■ DO THIS
Identify the lines bearing the string "structure" and gather them.
===== EXCERPTED RECORDS =====
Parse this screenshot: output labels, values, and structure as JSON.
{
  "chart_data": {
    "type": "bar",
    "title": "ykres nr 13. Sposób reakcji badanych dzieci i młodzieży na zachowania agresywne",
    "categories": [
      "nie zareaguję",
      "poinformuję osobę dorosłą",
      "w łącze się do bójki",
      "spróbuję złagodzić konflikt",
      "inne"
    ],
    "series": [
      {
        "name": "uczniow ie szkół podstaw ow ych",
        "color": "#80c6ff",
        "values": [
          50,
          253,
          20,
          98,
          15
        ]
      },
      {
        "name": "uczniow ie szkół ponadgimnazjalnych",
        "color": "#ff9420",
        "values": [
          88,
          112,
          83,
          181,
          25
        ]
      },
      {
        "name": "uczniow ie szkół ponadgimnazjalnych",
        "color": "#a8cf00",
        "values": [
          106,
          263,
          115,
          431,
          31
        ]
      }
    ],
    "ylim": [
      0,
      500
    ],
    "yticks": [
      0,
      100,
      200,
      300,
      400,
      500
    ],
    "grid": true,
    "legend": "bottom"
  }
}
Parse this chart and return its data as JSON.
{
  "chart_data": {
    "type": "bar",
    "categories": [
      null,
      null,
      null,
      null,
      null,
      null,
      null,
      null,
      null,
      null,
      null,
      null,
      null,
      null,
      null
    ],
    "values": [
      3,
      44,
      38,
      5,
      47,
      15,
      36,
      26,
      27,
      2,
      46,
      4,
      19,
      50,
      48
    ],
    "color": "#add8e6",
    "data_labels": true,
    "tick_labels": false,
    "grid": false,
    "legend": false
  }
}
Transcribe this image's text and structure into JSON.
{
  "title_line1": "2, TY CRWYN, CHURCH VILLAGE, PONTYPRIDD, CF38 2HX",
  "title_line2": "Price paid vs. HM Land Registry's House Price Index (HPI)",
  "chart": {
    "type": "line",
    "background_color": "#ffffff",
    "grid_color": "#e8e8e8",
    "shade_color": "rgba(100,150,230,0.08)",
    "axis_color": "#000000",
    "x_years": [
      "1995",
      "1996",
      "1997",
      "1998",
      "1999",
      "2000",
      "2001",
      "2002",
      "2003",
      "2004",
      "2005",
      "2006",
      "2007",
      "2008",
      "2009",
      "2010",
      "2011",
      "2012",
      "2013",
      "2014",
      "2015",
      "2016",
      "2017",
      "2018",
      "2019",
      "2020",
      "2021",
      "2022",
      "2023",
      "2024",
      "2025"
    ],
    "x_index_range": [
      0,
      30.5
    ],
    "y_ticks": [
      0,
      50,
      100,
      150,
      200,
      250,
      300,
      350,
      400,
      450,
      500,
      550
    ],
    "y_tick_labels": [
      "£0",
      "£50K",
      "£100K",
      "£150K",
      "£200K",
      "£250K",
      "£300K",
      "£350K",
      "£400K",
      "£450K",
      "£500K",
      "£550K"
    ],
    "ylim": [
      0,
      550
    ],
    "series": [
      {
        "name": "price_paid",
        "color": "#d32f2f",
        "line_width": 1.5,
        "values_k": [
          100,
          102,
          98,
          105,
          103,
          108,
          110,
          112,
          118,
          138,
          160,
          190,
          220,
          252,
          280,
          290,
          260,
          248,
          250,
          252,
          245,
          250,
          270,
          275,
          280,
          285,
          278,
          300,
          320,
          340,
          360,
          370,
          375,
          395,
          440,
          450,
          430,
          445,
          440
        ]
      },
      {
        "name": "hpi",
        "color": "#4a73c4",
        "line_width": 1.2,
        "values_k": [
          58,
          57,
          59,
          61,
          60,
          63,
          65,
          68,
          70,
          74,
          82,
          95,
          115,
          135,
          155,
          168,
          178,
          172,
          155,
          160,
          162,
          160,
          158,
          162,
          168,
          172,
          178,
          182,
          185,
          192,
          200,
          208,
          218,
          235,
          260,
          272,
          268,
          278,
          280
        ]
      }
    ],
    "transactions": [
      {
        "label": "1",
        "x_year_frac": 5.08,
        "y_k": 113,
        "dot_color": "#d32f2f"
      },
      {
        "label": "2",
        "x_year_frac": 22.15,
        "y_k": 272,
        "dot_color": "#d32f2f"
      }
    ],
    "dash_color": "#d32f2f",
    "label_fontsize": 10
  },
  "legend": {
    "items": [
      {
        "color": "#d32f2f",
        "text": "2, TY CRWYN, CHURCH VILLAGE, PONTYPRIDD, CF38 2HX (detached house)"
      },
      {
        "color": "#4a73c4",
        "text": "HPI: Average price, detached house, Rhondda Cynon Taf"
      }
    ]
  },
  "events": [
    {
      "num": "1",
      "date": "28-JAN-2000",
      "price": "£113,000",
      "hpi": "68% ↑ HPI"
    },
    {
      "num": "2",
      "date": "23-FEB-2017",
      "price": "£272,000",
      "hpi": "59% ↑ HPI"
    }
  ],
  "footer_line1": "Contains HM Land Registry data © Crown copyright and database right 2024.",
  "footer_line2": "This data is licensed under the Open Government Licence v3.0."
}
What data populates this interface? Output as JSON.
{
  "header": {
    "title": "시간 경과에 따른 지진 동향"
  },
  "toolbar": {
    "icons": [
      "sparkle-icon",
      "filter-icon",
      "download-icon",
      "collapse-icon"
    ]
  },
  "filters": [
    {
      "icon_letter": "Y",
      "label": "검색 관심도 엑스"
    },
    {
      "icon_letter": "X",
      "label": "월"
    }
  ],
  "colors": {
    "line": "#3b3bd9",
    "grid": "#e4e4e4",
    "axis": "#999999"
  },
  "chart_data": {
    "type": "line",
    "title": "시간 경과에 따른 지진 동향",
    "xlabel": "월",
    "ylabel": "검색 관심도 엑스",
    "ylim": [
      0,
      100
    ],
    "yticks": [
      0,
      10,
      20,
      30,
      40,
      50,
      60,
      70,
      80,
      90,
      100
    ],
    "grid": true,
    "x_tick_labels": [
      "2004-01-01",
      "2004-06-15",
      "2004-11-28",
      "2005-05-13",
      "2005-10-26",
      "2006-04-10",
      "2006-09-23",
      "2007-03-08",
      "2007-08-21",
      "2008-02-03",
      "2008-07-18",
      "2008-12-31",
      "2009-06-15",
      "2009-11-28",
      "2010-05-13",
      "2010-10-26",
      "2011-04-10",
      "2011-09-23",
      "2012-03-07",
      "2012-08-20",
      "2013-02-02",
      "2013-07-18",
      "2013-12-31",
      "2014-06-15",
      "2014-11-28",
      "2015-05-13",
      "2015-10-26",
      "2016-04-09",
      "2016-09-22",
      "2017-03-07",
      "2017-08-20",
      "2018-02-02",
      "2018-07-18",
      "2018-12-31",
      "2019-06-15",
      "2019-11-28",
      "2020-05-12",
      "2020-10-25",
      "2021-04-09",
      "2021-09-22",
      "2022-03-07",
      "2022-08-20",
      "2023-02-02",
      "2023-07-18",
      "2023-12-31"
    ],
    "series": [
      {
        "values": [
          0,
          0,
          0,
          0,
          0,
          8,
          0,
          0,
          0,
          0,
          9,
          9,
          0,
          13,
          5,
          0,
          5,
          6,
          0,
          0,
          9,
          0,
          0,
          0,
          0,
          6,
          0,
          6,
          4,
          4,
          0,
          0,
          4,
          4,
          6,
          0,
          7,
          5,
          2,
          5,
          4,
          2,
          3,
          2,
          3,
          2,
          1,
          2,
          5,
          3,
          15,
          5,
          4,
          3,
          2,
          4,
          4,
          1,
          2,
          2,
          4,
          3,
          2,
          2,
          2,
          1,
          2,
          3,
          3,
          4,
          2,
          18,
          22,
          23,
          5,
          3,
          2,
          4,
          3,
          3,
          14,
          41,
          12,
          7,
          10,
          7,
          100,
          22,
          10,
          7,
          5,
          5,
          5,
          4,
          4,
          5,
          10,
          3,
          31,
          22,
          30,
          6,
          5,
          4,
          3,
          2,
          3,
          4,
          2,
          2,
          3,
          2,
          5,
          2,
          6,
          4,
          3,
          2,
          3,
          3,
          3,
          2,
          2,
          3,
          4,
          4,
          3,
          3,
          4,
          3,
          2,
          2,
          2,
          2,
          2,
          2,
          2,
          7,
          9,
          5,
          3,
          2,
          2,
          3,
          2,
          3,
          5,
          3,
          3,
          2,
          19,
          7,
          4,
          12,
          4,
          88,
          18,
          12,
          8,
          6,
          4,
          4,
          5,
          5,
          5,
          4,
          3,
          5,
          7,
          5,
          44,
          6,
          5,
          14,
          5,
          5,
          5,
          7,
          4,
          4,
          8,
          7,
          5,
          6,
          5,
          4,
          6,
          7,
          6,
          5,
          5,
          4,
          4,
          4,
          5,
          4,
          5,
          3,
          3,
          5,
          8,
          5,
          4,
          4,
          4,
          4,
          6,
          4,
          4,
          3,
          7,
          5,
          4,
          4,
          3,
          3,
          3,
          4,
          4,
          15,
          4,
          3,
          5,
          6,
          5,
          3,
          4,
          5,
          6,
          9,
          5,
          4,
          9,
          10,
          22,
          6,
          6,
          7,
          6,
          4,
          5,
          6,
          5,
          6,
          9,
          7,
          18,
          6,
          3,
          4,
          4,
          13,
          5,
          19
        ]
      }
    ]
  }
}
=====
■ OUTPUT BELOW
Parse this screenshot: output labels, values, and structure as JSON.
Transcribe this image's text and structure into JSON.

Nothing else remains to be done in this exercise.